* DATA EXTRACT

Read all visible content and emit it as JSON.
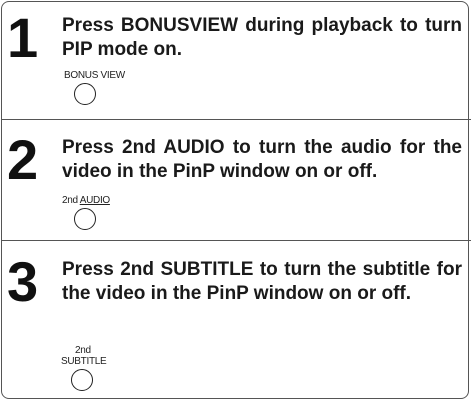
{
  "steps": [
    {
      "number": "1",
      "instruction": "Press BONUSVIEW during playback to turn PIP mode on.",
      "button_label": "BONUS VIEW"
    },
    {
      "number": "2",
      "instruction": "Press 2nd AUDIO to turn the audio for the video in the PinP window on or off.",
      "button_label_prefix": "2nd",
      "button_label_main": "AUDIO"
    },
    {
      "number": "3",
      "instruction": "Press 2nd SUBTITLE to turn the subtitle for the video in the PinP window on or off.",
      "button_label_top": "2nd",
      "button_label_main": "SUBTITLE"
    }
  ]
}
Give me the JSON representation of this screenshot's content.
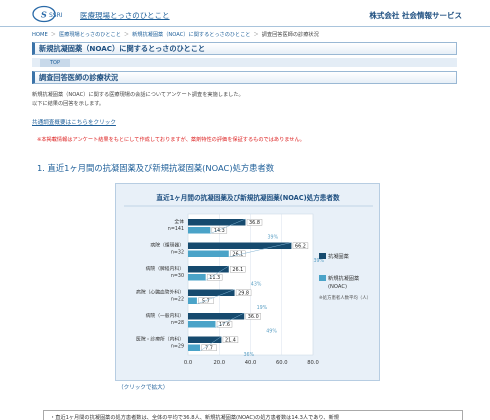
{
  "header": {
    "logo_text": "SSRI",
    "site_title": "医療現場とっさのひとこと",
    "company": "株式会社 社会情報サービス"
  },
  "breadcrumb": [
    "HOME",
    "医療現場とっさのひとこと",
    "新規抗凝固薬（NOAC）に関するとっさのひとこと",
    "調査回答医師の診療状況"
  ],
  "page_title": "新規抗凝固薬（NOAC）に関するとっさのひとこと",
  "top_tab": "TOP",
  "section_title": "調査回答医師の診療状況",
  "intro": [
    "新規抗凝固薬（NOAC）に関する医療現場の会話についてアンケート調査を実施しました。",
    "以下に結果の回答を示します。"
  ],
  "link_summary": "共通調査概要はこちらをクリック",
  "notice": "※本掲載情報はアンケート結果をもとにして作成しておりますが、薬剤特性の評価を保証するものではありません。",
  "question_title": "1. 直近1ヶ月間の抗凝固薬及び新規抗凝固薬(NOAC)処方患者数",
  "enlarge_link": "（クリックで拡大）",
  "bottom_note": "・直近1ヶ月間の抗凝固薬の処方患者数は、全体の平均で36.8人、新規抗凝固薬(NOAC)の処方患者数は14.3人であり、新規",
  "colors": {
    "dark": "#164a6e",
    "light": "#4aa3c8",
    "pct": "#5a9fc4"
  },
  "chart_data": {
    "type": "bar",
    "title": "直近1ヶ月間の抗凝固薬及び新規抗凝固薬(NOAC)処方患者数",
    "orientation": "horizontal",
    "categories": [
      {
        "name": "全体",
        "n": "n=141"
      },
      {
        "name": "病院（循環器）",
        "n": "n=32"
      },
      {
        "name": "病院（脾経内科）",
        "n": "n=30"
      },
      {
        "name": "病院（心臓血管外科）",
        "n": "n=22"
      },
      {
        "name": "病院（一般内科）",
        "n": "n=28"
      },
      {
        "name": "医院・診療所（内科）",
        "n": "n=29"
      }
    ],
    "series": [
      {
        "name": "抗凝固薬",
        "values": [
          36.8,
          66.2,
          26.1,
          29.8,
          36.0,
          21.4
        ]
      },
      {
        "name": "新規抗凝固薬(NOAC)",
        "values": [
          14.3,
          26.1,
          11.3,
          5.7,
          17.6,
          7.7
        ]
      }
    ],
    "percentages": [
      "39%",
      "39%",
      "43%",
      "19%",
      "49%",
      "36%"
    ],
    "xlim": [
      0,
      80
    ],
    "xticks": [
      "0.0",
      "20.0",
      "40.0",
      "60.0",
      "80.0"
    ],
    "legend_note": "※処方患者人数平均（人）",
    "grid": true,
    "legend": "right"
  }
}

* PROBLEM DETAILS
Reproduce the data above in full, exactly as it is, with the pictures left out.

* SOLUTION TO THIS TASK
Read all visible content and emit it as JSON.
{
  "steps": [
    {
      "number": "1",
      "instruction": "Press BONUSVIEW during playback to turn PIP mode on.",
      "button_label": "BONUS VIEW"
    },
    {
      "number": "2",
      "instruction": "Press 2nd AUDIO to turn the audio for the video in the PinP window on or off.",
      "button_label_prefix": "2nd",
      "button_label_main": "AUDIO"
    },
    {
      "number": "3",
      "instruction": "Press 2nd SUBTITLE to turn the subtitle for the video in the PinP window on or off.",
      "button_label_top": "2nd",
      "button_label_main": "SUBTITLE"
    }
  ]
}
Give me the JSON representation of this screenshot's content.
{
  "header": {
    "logo_text": "SSRI",
    "site_title": "医療現場とっさのひとこと",
    "company": "株式会社 社会情報サービス"
  },
  "breadcrumb": [
    "HOME",
    "医療現場とっさのひとこと",
    "新規抗凝固薬（NOAC）に関するとっさのひとこと",
    "調査回答医師の診療状況"
  ],
  "page_title": "新規抗凝固薬（NOAC）に関するとっさのひとこと",
  "top_tab": "TOP",
  "section_title": "調査回答医師の診療状況",
  "intro": [
    "新規抗凝固薬（NOAC）に関する医療現場の会話についてアンケート調査を実施しました。",
    "以下に結果の回答を示します。"
  ],
  "link_summary": "共通調査概要はこちらをクリック",
  "notice": "※本掲載情報はアンケート結果をもとにして作成しておりますが、薬剤特性の評価を保証するものではありません。",
  "question_title": "1. 直近1ヶ月間の抗凝固薬及び新規抗凝固薬(NOAC)処方患者数",
  "enlarge_link": "（クリックで拡大）",
  "bottom_note": "・直近1ヶ月間の抗凝固薬の処方患者数は、全体の平均で36.8人、新規抗凝固薬(NOAC)の処方患者数は14.3人であり、新規",
  "colors": {
    "dark": "#164a6e",
    "light": "#4aa3c8",
    "pct": "#5a9fc4"
  },
  "chart_data": {
    "type": "bar",
    "title": "直近1ヶ月間の抗凝固薬及び新規抗凝固薬(NOAC)処方患者数",
    "orientation": "horizontal",
    "categories": [
      {
        "name": "全体",
        "n": "n=141"
      },
      {
        "name": "病院（循環器）",
        "n": "n=32"
      },
      {
        "name": "病院（脾経内科）",
        "n": "n=30"
      },
      {
        "name": "病院（心臓血管外科）",
        "n": "n=22"
      },
      {
        "name": "病院（一般内科）",
        "n": "n=28"
      },
      {
        "name": "医院・診療所（内科）",
        "n": "n=29"
      }
    ],
    "series": [
      {
        "name": "抗凝固薬",
        "values": [
          36.8,
          66.2,
          26.1,
          29.8,
          36.0,
          21.4
        ]
      },
      {
        "name": "新規抗凝固薬(NOAC)",
        "values": [
          14.3,
          26.1,
          11.3,
          5.7,
          17.6,
          7.7
        ]
      }
    ],
    "percentages": [
      "39%",
      "39%",
      "43%",
      "19%",
      "49%",
      "36%"
    ],
    "xlim": [
      0,
      80
    ],
    "xticks": [
      "0.0",
      "20.0",
      "40.0",
      "60.0",
      "80.0"
    ],
    "legend_note": "※処方患者人数平均（人）",
    "grid": true,
    "legend": "right"
  }
}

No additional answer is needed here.